### Entries from a visual dataset
━━━
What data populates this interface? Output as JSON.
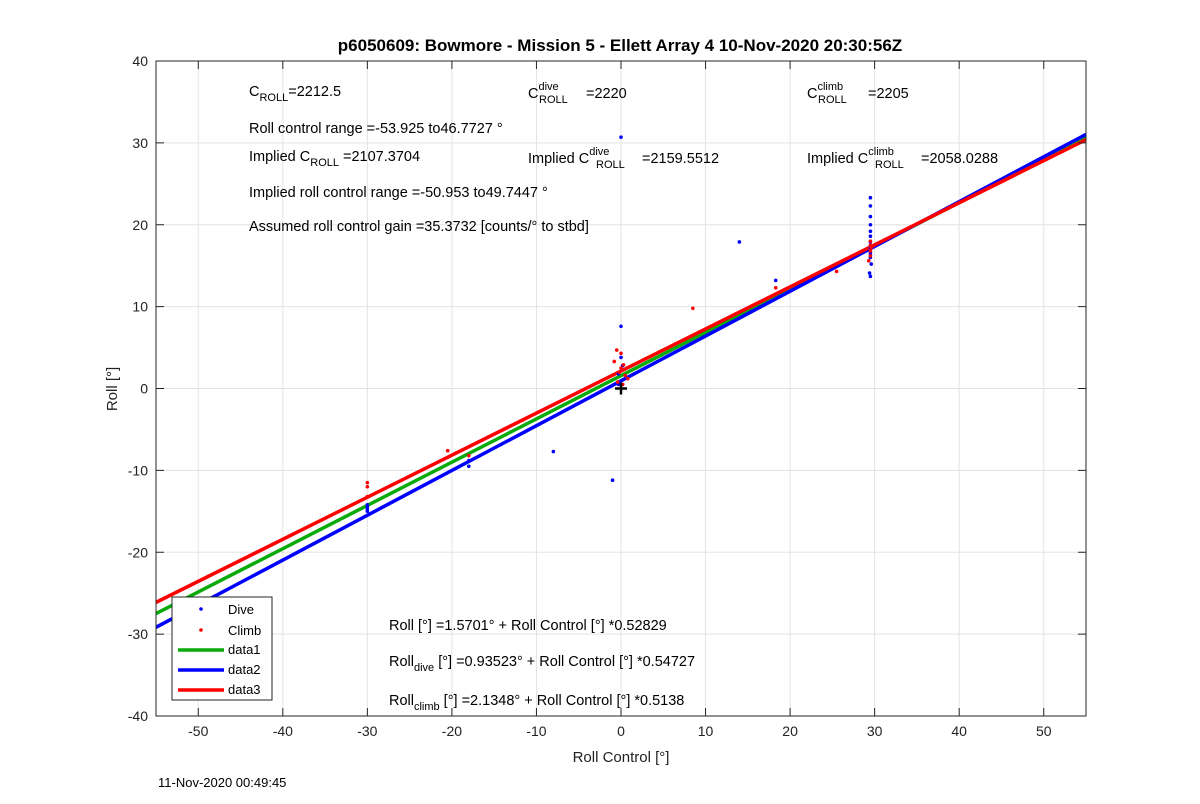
{
  "chart_data": {
    "type": "scatter",
    "title": "p6050609: Bowmore - Mission 5 - Ellett Array 4 10-Nov-2020 20:30:56Z",
    "xlabel": "Roll Control [°]",
    "ylabel": "Roll [°]",
    "xlim": [
      -55,
      55
    ],
    "ylim": [
      -40,
      40
    ],
    "xticks": [
      -50,
      -40,
      -30,
      -20,
      -10,
      0,
      10,
      20,
      30,
      40,
      50
    ],
    "yticks": [
      -40,
      -30,
      -20,
      -10,
      0,
      10,
      20,
      30,
      40
    ],
    "grid": true,
    "legend_position": "bottom-left",
    "series": [
      {
        "name": "Dive",
        "kind": "points",
        "color": "#0000ff",
        "x": [
          -30,
          -30,
          -30,
          -30,
          -18,
          -18,
          -8,
          0,
          -1,
          0,
          0,
          -0.3,
          -0.3,
          0.2,
          14,
          18.3,
          29.5,
          29.5,
          29.5,
          29.5,
          29.5,
          29.5,
          29.5,
          29.5,
          29.5,
          29.6,
          29.4,
          29.5,
          29.5,
          29.5,
          29.5
        ],
        "y": [
          -14.5,
          -14.8,
          -15.0,
          -14.2,
          -9.5,
          -8.8,
          -7.7,
          30.7,
          -11.2,
          7.6,
          3.8,
          0.5,
          1.8,
          2.8,
          17.9,
          13.2,
          23.3,
          22.3,
          20.0,
          19.2,
          18.6,
          17.9,
          17.3,
          16.6,
          16.0,
          15.2,
          14.1,
          13.7,
          17.0,
          16.3,
          21.0
        ]
      },
      {
        "name": "Climb",
        "kind": "points",
        "color": "#ff0000",
        "x": [
          -30,
          -30,
          -30,
          -20.5,
          -18,
          -0.5,
          0,
          -0.8,
          0.3,
          0,
          -0.2,
          0.5,
          0.8,
          -0.4,
          0.2,
          8.5,
          18.3,
          25.5,
          29.5,
          29.5,
          29.5,
          29.5,
          29.3,
          29.6
        ],
        "y": [
          -11.5,
          -12.0,
          -13.2,
          -7.6,
          -8.2,
          4.7,
          4.3,
          3.3,
          2.9,
          2.5,
          2.0,
          1.6,
          1.2,
          0.8,
          0.5,
          9.8,
          12.3,
          14.3,
          18.0,
          17.5,
          16.8,
          16.2,
          15.6,
          17.2
        ]
      },
      {
        "name": "data1",
        "kind": "line",
        "color": "#0aaa0a",
        "intercept": 1.5701,
        "slope": 0.52829
      },
      {
        "name": "data2",
        "kind": "line",
        "color": "#0000ff",
        "intercept": 0.93523,
        "slope": 0.54727
      },
      {
        "name": "data3",
        "kind": "line",
        "color": "#ff0000",
        "intercept": 2.1348,
        "slope": 0.5138
      }
    ],
    "marker": {
      "x": 0,
      "y": 0
    },
    "annotations": {
      "c_roll": {
        "base": "C",
        "sub": "ROLL",
        "value": "=2212.5"
      },
      "c_roll_dive": {
        "base": "C",
        "sup": "dive",
        "sub": "ROLL",
        "value": "=2220"
      },
      "c_roll_climb": {
        "base": "C",
        "sup": "climb",
        "sub": "ROLL",
        "value": "=2205"
      },
      "roll_control_range": "Roll control range =-53.925 to46.7727 °",
      "implied_c_roll": {
        "prefix": "Implied C",
        "sub": "ROLL",
        "value": "=2107.3704"
      },
      "implied_c_roll_dive": {
        "prefix": "Implied C",
        "sup": "dive",
        "sub": "ROLL",
        "value": "=2159.5512"
      },
      "implied_c_roll_climb": {
        "prefix": "Implied C",
        "sup": "climb",
        "sub": "ROLL",
        "value": "=2058.0288"
      },
      "implied_roll_control_range": "Implied roll control range =-50.953 to49.7447 °",
      "assumed_gain": "Assumed roll control gain =35.3732 [counts/° to stbd]",
      "fit_all": "Roll [°] =1.5701° + Roll Control [°] *0.52829",
      "fit_dive": {
        "prefix": "Roll",
        "sub": "dive",
        "rest": " [°] =0.93523° + Roll Control [°] *0.54727"
      },
      "fit_climb": {
        "prefix": "Roll",
        "sub": "climb",
        "rest": " [°] =2.1348° + Roll Control [°] *0.5138"
      }
    }
  },
  "timestamp": "11-Nov-2020 00:49:45"
}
━━━
### Directions
State how many lines of the records above contain the word "value", giving only that number.

### Solution to this task
6